# Given problem
Print the listing that follows, character for character.

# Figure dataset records
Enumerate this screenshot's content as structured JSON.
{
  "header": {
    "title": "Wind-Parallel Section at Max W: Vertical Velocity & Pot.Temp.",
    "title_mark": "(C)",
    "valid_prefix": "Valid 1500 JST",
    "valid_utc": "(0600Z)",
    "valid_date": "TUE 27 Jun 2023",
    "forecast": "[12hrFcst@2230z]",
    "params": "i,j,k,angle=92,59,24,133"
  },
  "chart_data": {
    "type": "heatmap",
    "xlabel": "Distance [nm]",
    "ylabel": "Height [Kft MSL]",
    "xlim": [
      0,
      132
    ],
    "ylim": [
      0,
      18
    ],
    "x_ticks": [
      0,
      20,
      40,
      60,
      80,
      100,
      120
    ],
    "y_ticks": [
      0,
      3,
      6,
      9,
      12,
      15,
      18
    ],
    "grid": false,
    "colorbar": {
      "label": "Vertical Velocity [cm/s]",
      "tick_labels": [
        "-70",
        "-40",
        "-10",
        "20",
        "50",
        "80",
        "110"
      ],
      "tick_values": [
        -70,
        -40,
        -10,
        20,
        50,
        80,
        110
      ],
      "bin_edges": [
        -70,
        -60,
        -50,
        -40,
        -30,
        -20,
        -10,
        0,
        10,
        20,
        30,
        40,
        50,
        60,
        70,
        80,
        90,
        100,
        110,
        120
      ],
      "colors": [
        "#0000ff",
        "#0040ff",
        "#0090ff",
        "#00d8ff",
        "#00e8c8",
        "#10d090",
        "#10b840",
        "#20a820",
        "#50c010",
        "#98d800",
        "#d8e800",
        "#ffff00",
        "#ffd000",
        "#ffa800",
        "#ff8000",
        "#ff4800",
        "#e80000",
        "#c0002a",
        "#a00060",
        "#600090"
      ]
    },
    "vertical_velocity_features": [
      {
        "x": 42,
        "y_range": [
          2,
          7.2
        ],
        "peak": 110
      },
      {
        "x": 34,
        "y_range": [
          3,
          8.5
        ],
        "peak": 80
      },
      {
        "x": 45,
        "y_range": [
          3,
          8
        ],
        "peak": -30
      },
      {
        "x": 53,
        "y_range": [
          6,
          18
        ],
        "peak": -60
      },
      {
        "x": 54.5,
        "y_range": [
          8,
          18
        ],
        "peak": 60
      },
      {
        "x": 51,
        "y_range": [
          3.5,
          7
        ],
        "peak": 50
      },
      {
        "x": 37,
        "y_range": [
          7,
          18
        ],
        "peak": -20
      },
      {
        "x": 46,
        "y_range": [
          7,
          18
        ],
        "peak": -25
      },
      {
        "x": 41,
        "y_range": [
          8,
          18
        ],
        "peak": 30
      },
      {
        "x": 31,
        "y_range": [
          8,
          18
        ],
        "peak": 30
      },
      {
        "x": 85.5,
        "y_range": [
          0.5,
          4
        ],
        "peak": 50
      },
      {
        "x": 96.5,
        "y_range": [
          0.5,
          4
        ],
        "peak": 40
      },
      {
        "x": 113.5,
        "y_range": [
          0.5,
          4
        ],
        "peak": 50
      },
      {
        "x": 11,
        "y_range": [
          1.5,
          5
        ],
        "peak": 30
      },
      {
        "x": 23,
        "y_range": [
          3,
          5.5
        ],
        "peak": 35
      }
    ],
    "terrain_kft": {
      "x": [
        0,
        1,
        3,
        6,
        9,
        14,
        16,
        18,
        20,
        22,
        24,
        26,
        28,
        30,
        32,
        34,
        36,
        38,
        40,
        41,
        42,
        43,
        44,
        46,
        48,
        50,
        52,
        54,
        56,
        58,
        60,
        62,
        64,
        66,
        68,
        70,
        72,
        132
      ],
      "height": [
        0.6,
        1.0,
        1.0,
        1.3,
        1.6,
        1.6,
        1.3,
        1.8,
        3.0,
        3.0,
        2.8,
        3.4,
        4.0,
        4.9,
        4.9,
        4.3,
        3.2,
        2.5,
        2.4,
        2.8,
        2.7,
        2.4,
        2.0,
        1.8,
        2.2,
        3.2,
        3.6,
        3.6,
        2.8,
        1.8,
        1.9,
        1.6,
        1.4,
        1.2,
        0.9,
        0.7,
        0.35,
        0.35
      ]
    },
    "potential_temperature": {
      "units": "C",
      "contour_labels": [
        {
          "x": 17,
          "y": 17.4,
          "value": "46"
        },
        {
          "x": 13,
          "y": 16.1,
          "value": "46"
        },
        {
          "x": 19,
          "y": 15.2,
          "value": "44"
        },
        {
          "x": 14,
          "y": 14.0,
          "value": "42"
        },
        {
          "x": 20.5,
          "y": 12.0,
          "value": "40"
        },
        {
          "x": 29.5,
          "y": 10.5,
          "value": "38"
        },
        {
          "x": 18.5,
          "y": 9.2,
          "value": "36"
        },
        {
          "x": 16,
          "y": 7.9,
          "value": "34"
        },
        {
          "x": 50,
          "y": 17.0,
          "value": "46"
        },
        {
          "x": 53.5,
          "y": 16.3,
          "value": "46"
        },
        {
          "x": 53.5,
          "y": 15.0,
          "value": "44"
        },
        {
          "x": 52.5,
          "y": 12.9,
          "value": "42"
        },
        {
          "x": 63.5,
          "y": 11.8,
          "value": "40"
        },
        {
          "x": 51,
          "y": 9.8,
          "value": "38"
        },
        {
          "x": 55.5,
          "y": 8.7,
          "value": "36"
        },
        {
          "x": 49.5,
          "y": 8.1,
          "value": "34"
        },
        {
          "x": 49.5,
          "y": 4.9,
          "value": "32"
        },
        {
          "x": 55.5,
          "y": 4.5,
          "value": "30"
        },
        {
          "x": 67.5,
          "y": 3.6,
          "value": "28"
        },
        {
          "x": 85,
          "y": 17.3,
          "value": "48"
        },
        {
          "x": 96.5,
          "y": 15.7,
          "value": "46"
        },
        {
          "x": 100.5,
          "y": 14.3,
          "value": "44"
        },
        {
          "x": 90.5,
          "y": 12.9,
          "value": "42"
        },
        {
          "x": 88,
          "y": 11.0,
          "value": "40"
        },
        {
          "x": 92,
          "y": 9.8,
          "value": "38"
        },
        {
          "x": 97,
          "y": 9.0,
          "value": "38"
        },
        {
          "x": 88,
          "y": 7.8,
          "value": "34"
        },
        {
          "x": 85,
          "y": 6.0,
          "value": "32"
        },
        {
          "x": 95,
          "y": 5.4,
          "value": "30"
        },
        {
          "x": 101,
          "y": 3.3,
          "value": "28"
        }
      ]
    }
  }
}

# Final result
Enumerate this screenshot's content as structured JSON.
{
  "header": {
    "title": "Wind-Parallel Section at Max W: Vertical Velocity & Pot.Temp.",
    "title_mark": "(C)",
    "valid_prefix": "Valid 1500 JST",
    "valid_utc": "(0600Z)",
    "valid_date": "TUE 27 Jun 2023",
    "forecast": "[12hrFcst@2230z]",
    "params": "i,j,k,angle=92,59,24,133"
  },
  "chart_data": {
    "type": "heatmap",
    "xlabel": "Distance [nm]",
    "ylabel": "Height [Kft MSL]",
    "xlim": [
      0,
      132
    ],
    "ylim": [
      0,
      18
    ],
    "x_ticks": [
      0,
      20,
      40,
      60,
      80,
      100,
      120
    ],
    "y_ticks": [
      0,
      3,
      6,
      9,
      12,
      15,
      18
    ],
    "grid": false,
    "colorbar": {
      "label": "Vertical Velocity [cm/s]",
      "tick_labels": [
        "-70",
        "-40",
        "-10",
        "20",
        "50",
        "80",
        "110"
      ],
      "tick_values": [
        -70,
        -40,
        -10,
        20,
        50,
        80,
        110
      ],
      "bin_edges": [
        -70,
        -60,
        -50,
        -40,
        -30,
        -20,
        -10,
        0,
        10,
        20,
        30,
        40,
        50,
        60,
        70,
        80,
        90,
        100,
        110,
        120
      ],
      "colors": [
        "#0000ff",
        "#0040ff",
        "#0090ff",
        "#00d8ff",
        "#00e8c8",
        "#10d090",
        "#10b840",
        "#20a820",
        "#50c010",
        "#98d800",
        "#d8e800",
        "#ffff00",
        "#ffd000",
        "#ffa800",
        "#ff8000",
        "#ff4800",
        "#e80000",
        "#c0002a",
        "#a00060",
        "#600090"
      ]
    },
    "vertical_velocity_features": [
      {
        "x": 42,
        "y_range": [
          2,
          7.2
        ],
        "peak": 110
      },
      {
        "x": 34,
        "y_range": [
          3,
          8.5
        ],
        "peak": 80
      },
      {
        "x": 45,
        "y_range": [
          3,
          8
        ],
        "peak": -30
      },
      {
        "x": 53,
        "y_range": [
          6,
          18
        ],
        "peak": -60
      },
      {
        "x": 54.5,
        "y_range": [
          8,
          18
        ],
        "peak": 60
      },
      {
        "x": 51,
        "y_range": [
          3.5,
          7
        ],
        "peak": 50
      },
      {
        "x": 37,
        "y_range": [
          7,
          18
        ],
        "peak": -20
      },
      {
        "x": 46,
        "y_range": [
          7,
          18
        ],
        "peak": -25
      },
      {
        "x": 41,
        "y_range": [
          8,
          18
        ],
        "peak": 30
      },
      {
        "x": 31,
        "y_range": [
          8,
          18
        ],
        "peak": 30
      },
      {
        "x": 85.5,
        "y_range": [
          0.5,
          4
        ],
        "peak": 50
      },
      {
        "x": 96.5,
        "y_range": [
          0.5,
          4
        ],
        "peak": 40
      },
      {
        "x": 113.5,
        "y_range": [
          0.5,
          4
        ],
        "peak": 50
      },
      {
        "x": 11,
        "y_range": [
          1.5,
          5
        ],
        "peak": 30
      },
      {
        "x": 23,
        "y_range": [
          3,
          5.5
        ],
        "peak": 35
      }
    ],
    "terrain_kft": {
      "x": [
        0,
        1,
        3,
        6,
        9,
        14,
        16,
        18,
        20,
        22,
        24,
        26,
        28,
        30,
        32,
        34,
        36,
        38,
        40,
        41,
        42,
        43,
        44,
        46,
        48,
        50,
        52,
        54,
        56,
        58,
        60,
        62,
        64,
        66,
        68,
        70,
        72,
        132
      ],
      "height": [
        0.6,
        1.0,
        1.0,
        1.3,
        1.6,
        1.6,
        1.3,
        1.8,
        3.0,
        3.0,
        2.8,
        3.4,
        4.0,
        4.9,
        4.9,
        4.3,
        3.2,
        2.5,
        2.4,
        2.8,
        2.7,
        2.4,
        2.0,
        1.8,
        2.2,
        3.2,
        3.6,
        3.6,
        2.8,
        1.8,
        1.9,
        1.6,
        1.4,
        1.2,
        0.9,
        0.7,
        0.35,
        0.35
      ]
    },
    "potential_temperature": {
      "units": "C",
      "contour_labels": [
        {
          "x": 17,
          "y": 17.4,
          "value": "46"
        },
        {
          "x": 13,
          "y": 16.1,
          "value": "46"
        },
        {
          "x": 19,
          "y": 15.2,
          "value": "44"
        },
        {
          "x": 14,
          "y": 14.0,
          "value": "42"
        },
        {
          "x": 20.5,
          "y": 12.0,
          "value": "40"
        },
        {
          "x": 29.5,
          "y": 10.5,
          "value": "38"
        },
        {
          "x": 18.5,
          "y": 9.2,
          "value": "36"
        },
        {
          "x": 16,
          "y": 7.9,
          "value": "34"
        },
        {
          "x": 50,
          "y": 17.0,
          "value": "46"
        },
        {
          "x": 53.5,
          "y": 16.3,
          "value": "46"
        },
        {
          "x": 53.5,
          "y": 15.0,
          "value": "44"
        },
        {
          "x": 52.5,
          "y": 12.9,
          "value": "42"
        },
        {
          "x": 63.5,
          "y": 11.8,
          "value": "40"
        },
        {
          "x": 51,
          "y": 9.8,
          "value": "38"
        },
        {
          "x": 55.5,
          "y": 8.7,
          "value": "36"
        },
        {
          "x": 49.5,
          "y": 8.1,
          "value": "34"
        },
        {
          "x": 49.5,
          "y": 4.9,
          "value": "32"
        },
        {
          "x": 55.5,
          "y": 4.5,
          "value": "30"
        },
        {
          "x": 67.5,
          "y": 3.6,
          "value": "28"
        },
        {
          "x": 85,
          "y": 17.3,
          "value": "48"
        },
        {
          "x": 96.5,
          "y": 15.7,
          "value": "46"
        },
        {
          "x": 100.5,
          "y": 14.3,
          "value": "44"
        },
        {
          "x": 90.5,
          "y": 12.9,
          "value": "42"
        },
        {
          "x": 88,
          "y": 11.0,
          "value": "40"
        },
        {
          "x": 92,
          "y": 9.8,
          "value": "38"
        },
        {
          "x": 97,
          "y": 9.0,
          "value": "38"
        },
        {
          "x": 88,
          "y": 7.8,
          "value": "34"
        },
        {
          "x": 85,
          "y": 6.0,
          "value": "32"
        },
        {
          "x": 95,
          "y": 5.4,
          "value": "30"
        },
        {
          "x": 101,
          "y": 3.3,
          "value": "28"
        }
      ]
    }
  }
}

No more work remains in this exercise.